Comer en un restaurante del norte de Barranquilla se ha vuelto tan
costoso como en Nueva York. Eso no es ni bueno ni malo per se —es bueno
para los dueños y empleados de restaurantes, y malo para los clientes,
hay un equilibrio— pero cuando menos sí curioso. Barranquilla, al fin y
al cabo, aunque cuenta con excelente cocina, no cuenta con los salarios
de Nueva York, ni con las demás cosas que hacen que ciudades como esa
sean muy demandadas y, por lo tanto, caras: su vida cultural y nocturna,
su infraestructura y transporte, su arquitectura y organización, sus
generosas avenidas por las que, después de cenar, pueden pasear tanto
asalariados como millardarios sin temor a que los atraquen. Algo pasa.

+ + +

**Solicitud escrita A**
Responde con base en el texto sobre los restaurantes de Barranquilla:
(i) ¿Con qué ciudad se compara el costo de comer en un restaurante del norte de Barranquilla?
(ii) ¿Para quiénes resulta bueno ese costo, según el texto?
(iii) ¿Con qué sí cuenta Barranquilla, de acuerdo con el texto?
**Solicitud escrita B**
Copia del texto sobre los restaurantes de Barranquilla el fragmento que empieza en "Comer en un" y termina en "atraquen. Algo pasa.".
El material no tiene ningún papel en esto.

**Entradas**
+ + +

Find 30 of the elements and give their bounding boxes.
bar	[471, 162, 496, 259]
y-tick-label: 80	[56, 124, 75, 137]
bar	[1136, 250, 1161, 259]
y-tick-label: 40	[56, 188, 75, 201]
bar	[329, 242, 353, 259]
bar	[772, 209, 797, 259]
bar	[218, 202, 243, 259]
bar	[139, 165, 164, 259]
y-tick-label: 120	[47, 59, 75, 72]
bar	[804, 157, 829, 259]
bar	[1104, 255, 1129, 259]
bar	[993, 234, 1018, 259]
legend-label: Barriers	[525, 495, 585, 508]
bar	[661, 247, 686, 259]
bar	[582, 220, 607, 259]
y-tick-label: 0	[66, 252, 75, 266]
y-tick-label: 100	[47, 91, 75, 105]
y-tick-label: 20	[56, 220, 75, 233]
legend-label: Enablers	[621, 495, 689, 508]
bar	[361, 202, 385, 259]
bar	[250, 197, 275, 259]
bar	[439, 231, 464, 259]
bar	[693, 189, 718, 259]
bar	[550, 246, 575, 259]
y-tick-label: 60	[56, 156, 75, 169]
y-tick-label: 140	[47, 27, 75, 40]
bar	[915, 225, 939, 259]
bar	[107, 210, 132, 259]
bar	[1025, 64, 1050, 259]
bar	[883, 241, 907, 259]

+ + +

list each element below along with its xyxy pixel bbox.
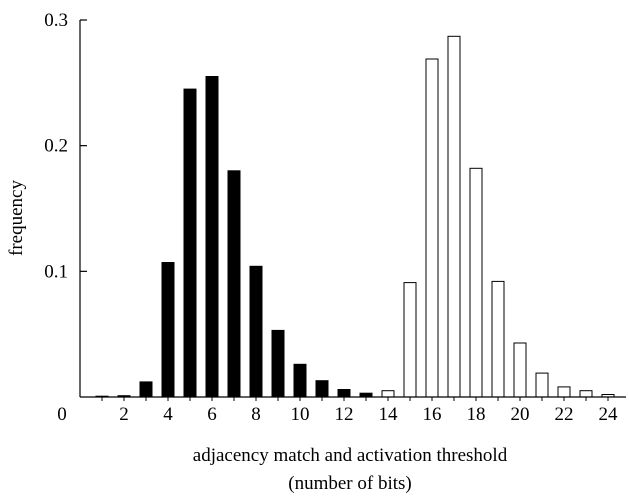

+ + +

**Solución de la tarea A**
(i) Con Nueva York.
(ii) Para los dueños y empleados de restaurantes.
(iii) Con excelente cocina.

**Solución de la tarea B**
Comer en un restaurante del norte de Barranquilla se ha vuelto tan
costoso como en Nueva York. Eso no es ni bueno ni malo per se —es bueno
para los dueños y empleados de restaurantes, y malo para los clientes,
hay un equilibrio— pero cuando menos sí curioso. Barranquilla, al fin y
al cabo, aunque cuenta con excelente cocina, no cuenta con los salarios
de Nueva York, ni con las demás cosas que hacen que ciudades como esa
sean muy demandadas y, por lo tanto, caras: su vida cultural y nocturna,
su infraestructura y transporte, su arquitectura y organización, sus
generosas avenidas por las que, después de cenar, pueden pasear tanto
asalariados como millardarios sin temor a que los atraquen. Algo pasa.